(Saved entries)
──────────

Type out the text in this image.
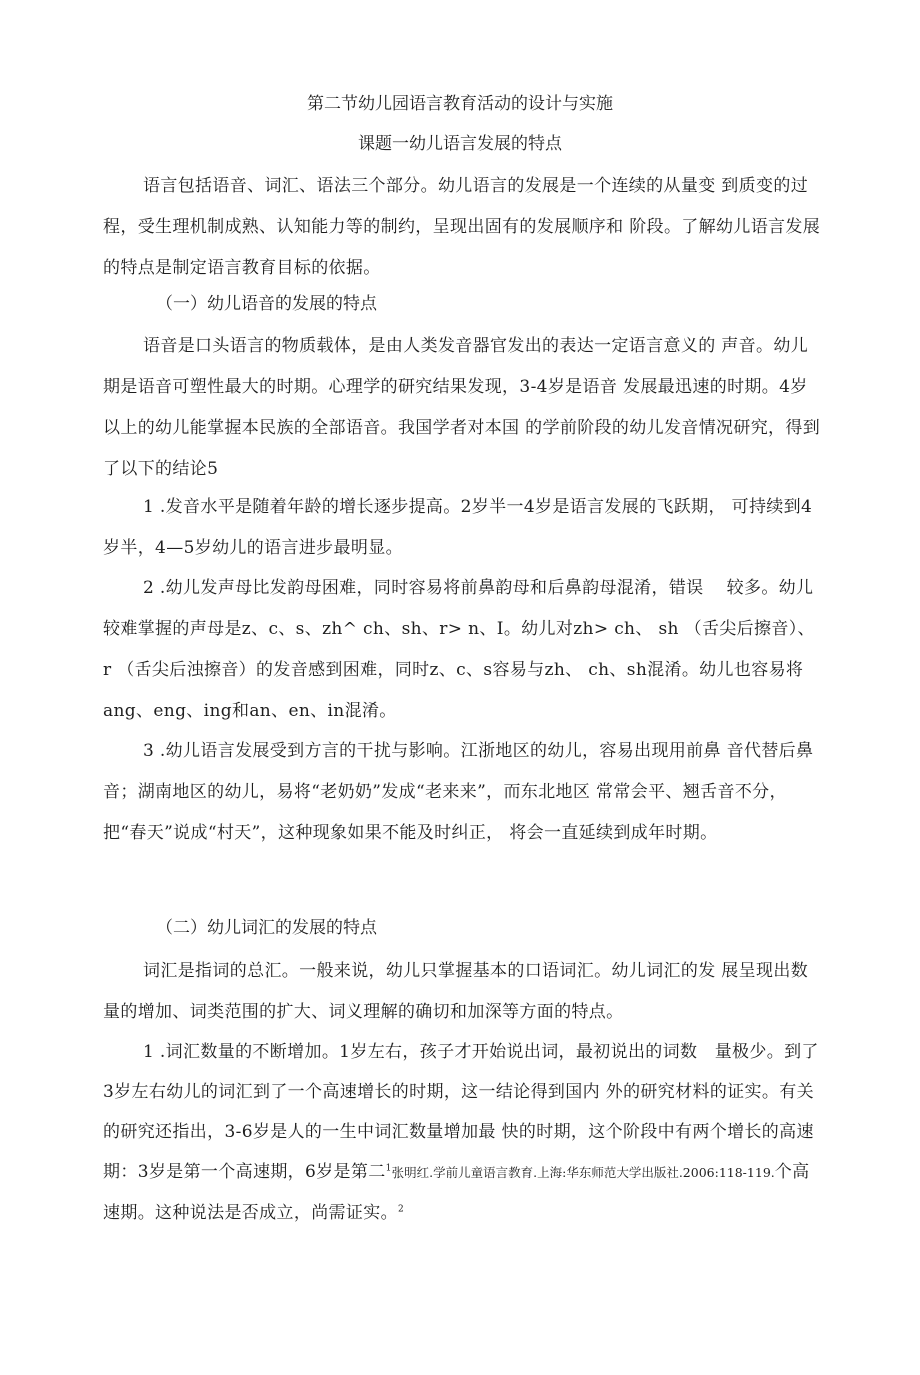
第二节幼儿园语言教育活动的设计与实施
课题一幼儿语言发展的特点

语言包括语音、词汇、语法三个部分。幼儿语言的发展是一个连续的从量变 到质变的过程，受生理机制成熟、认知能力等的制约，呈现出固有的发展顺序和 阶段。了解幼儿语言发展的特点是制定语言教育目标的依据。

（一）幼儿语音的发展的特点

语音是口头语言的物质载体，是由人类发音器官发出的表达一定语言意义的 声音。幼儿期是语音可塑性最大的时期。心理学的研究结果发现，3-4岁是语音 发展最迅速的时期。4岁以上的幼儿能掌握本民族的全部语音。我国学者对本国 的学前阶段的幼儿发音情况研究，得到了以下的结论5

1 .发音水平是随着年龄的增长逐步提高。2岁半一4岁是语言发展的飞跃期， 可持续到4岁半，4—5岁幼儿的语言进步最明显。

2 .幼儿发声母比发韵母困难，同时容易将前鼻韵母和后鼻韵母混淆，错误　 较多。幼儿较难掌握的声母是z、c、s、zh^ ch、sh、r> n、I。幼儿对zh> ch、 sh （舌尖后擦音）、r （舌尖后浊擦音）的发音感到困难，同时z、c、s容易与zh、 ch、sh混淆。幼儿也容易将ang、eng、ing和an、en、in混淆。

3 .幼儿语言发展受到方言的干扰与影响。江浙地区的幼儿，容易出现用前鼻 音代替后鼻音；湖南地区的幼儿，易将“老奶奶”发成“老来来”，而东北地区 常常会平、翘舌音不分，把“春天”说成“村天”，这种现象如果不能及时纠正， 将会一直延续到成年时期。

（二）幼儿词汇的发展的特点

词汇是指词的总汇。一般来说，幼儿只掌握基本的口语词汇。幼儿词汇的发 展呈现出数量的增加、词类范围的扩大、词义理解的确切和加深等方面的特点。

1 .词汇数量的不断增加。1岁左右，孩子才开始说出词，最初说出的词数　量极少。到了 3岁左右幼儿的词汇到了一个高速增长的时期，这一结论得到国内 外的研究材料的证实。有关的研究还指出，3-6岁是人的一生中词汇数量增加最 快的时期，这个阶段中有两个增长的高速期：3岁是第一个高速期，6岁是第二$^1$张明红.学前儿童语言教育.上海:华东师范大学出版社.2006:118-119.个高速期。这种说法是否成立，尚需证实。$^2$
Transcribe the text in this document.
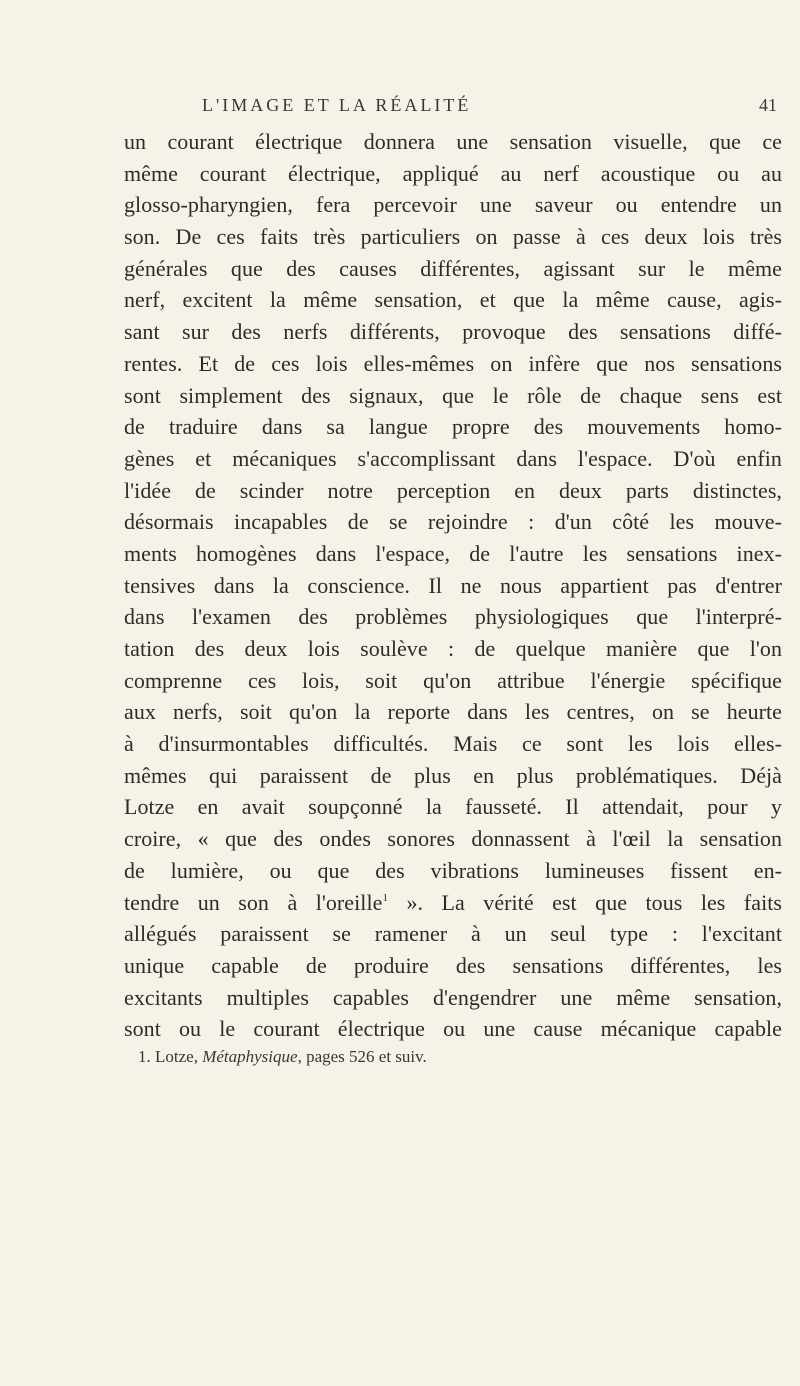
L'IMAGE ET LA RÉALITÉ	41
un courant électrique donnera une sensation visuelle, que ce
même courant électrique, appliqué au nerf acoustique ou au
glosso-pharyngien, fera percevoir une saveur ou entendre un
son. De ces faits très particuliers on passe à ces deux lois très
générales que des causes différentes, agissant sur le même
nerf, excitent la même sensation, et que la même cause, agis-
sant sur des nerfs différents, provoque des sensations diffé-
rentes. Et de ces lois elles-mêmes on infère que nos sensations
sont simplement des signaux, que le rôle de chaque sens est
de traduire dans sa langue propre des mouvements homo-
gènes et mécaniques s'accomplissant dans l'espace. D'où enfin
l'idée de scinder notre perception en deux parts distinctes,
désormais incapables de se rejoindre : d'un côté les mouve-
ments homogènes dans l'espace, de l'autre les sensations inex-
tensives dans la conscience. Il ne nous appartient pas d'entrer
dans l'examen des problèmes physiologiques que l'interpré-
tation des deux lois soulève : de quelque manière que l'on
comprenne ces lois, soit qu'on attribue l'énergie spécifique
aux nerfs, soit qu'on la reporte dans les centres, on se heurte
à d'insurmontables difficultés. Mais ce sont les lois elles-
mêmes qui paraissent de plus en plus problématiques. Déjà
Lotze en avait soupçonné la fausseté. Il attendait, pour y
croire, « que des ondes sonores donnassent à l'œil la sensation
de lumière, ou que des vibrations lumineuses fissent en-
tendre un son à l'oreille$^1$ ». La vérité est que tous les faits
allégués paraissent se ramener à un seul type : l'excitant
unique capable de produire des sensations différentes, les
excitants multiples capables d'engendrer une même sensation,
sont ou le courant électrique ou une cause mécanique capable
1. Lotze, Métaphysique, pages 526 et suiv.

──────────

# Work instructions
Could you repeat all of the material exactly? Pictures should not be copied.

# Answer below
Type out the text in this image.
第二节幼儿园语言教育活动的设计与实施
课题一幼儿语言发展的特点

语言包括语音、词汇、语法三个部分。幼儿语言的发展是一个连续的从量变 到质变的过程，受生理机制成熟、认知能力等的制约，呈现出固有的发展顺序和 阶段。了解幼儿语言发展的特点是制定语言教育目标的依据。

（一）幼儿语音的发展的特点

语音是口头语言的物质载体，是由人类发音器官发出的表达一定语言意义的 声音。幼儿期是语音可塑性最大的时期。心理学的研究结果发现，3-4岁是语音 发展最迅速的时期。4岁以上的幼儿能掌握本民族的全部语音。我国学者对本国 的学前阶段的幼儿发音情况研究，得到了以下的结论5

1 .发音水平是随着年龄的增长逐步提高。2岁半一4岁是语言发展的飞跃期， 可持续到4岁半，4—5岁幼儿的语言进步最明显。

2 .幼儿发声母比发韵母困难，同时容易将前鼻韵母和后鼻韵母混淆，错误　 较多。幼儿较难掌握的声母是z、c、s、zh^ ch、sh、r> n、I。幼儿对zh> ch、 sh （舌尖后擦音）、r （舌尖后浊擦音）的发音感到困难，同时z、c、s容易与zh、 ch、sh混淆。幼儿也容易将ang、eng、ing和an、en、in混淆。

3 .幼儿语言发展受到方言的干扰与影响。江浙地区的幼儿，容易出现用前鼻 音代替后鼻音；湖南地区的幼儿，易将“老奶奶”发成“老来来”，而东北地区 常常会平、翘舌音不分，把“春天”说成“村天”，这种现象如果不能及时纠正， 将会一直延续到成年时期。

（二）幼儿词汇的发展的特点

词汇是指词的总汇。一般来说，幼儿只掌握基本的口语词汇。幼儿词汇的发 展呈现出数量的增加、词类范围的扩大、词义理解的确切和加深等方面的特点。

1 .词汇数量的不断增加。1岁左右，孩子才开始说出词，最初说出的词数　量极少。到了 3岁左右幼儿的词汇到了一个高速增长的时期，这一结论得到国内 外的研究材料的证实。有关的研究还指出，3-6岁是人的一生中词汇数量增加最 快的时期，这个阶段中有两个增长的高速期：3岁是第一个高速期，6岁是第二$^1$张明红.学前儿童语言教育.上海:华东师范大学出版社.2006:118-119.个高速期。这种说法是否成立，尚需证实。$^2$
Transcribe the text in this document.
L'IMAGE ET LA RÉALITÉ	41
un courant électrique donnera une sensation visuelle, que ce
même courant électrique, appliqué au nerf acoustique ou au
glosso-pharyngien, fera percevoir une saveur ou entendre un
son. De ces faits très particuliers on passe à ces deux lois très
générales que des causes différentes, agissant sur le même
nerf, excitent la même sensation, et que la même cause, agis-
sant sur des nerfs différents, provoque des sensations diffé-
rentes. Et de ces lois elles-mêmes on infère que nos sensations
sont simplement des signaux, que le rôle de chaque sens est
de traduire dans sa langue propre des mouvements homo-
gènes et mécaniques s'accomplissant dans l'espace. D'où enfin
l'idée de scinder notre perception en deux parts distinctes,
désormais incapables de se rejoindre : d'un côté les mouve-
ments homogènes dans l'espace, de l'autre les sensations inex-
tensives dans la conscience. Il ne nous appartient pas d'entrer
dans l'examen des problèmes physiologiques que l'interpré-
tation des deux lois soulève : de quelque manière que l'on
comprenne ces lois, soit qu'on attribue l'énergie spécifique
aux nerfs, soit qu'on la reporte dans les centres, on se heurte
à d'insurmontables difficultés. Mais ce sont les lois elles-
mêmes qui paraissent de plus en plus problématiques. Déjà
Lotze en avait soupçonné la fausseté. Il attendait, pour y
croire, « que des ondes sonores donnassent à l'œil la sensation
de lumière, ou que des vibrations lumineuses fissent en-
tendre un son à l'oreille$^1$ ». La vérité est que tous les faits
allégués paraissent se ramener à un seul type : l'excitant
unique capable de produire des sensations différentes, les
excitants multiples capables d'engendrer une même sensation,
sont ou le courant électrique ou une cause mécanique capable
1. Lotze, Métaphysique, pages 526 et suiv.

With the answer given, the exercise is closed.